Exercise material —
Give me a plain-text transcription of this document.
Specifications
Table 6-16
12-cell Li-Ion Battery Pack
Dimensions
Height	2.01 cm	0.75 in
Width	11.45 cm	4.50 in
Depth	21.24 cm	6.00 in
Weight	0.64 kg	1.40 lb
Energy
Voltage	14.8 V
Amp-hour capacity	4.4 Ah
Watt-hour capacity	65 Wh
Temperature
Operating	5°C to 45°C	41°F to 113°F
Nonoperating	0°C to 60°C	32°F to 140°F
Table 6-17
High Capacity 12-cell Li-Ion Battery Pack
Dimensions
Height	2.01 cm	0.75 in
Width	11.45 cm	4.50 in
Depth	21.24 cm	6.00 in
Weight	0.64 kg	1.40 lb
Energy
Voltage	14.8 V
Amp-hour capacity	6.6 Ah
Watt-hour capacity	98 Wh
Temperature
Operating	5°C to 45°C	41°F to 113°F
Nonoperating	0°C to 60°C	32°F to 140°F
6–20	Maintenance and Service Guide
...
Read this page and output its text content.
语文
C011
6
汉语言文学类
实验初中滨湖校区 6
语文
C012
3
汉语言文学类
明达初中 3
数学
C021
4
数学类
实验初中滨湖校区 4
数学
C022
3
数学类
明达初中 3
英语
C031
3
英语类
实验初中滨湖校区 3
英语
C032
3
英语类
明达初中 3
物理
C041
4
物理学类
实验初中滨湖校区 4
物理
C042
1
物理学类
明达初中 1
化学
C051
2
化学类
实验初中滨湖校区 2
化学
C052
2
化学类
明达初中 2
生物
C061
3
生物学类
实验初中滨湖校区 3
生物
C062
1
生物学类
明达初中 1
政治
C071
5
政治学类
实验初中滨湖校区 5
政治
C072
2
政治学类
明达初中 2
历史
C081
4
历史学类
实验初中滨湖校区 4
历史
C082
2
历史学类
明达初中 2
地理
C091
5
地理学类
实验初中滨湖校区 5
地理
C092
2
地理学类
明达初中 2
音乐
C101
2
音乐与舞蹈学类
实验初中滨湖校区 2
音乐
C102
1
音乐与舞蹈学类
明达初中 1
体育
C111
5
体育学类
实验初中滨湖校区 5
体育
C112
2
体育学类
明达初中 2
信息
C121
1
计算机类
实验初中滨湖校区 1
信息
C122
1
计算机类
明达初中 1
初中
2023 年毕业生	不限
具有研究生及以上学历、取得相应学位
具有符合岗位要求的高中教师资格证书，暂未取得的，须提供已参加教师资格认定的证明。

Set problem — Look over the listing above. Pick out and copy every line that includes "Pack".

Output —
12-cell Li-Ion Battery Pack
High Capacity 12-cell Li-Ion Battery Pack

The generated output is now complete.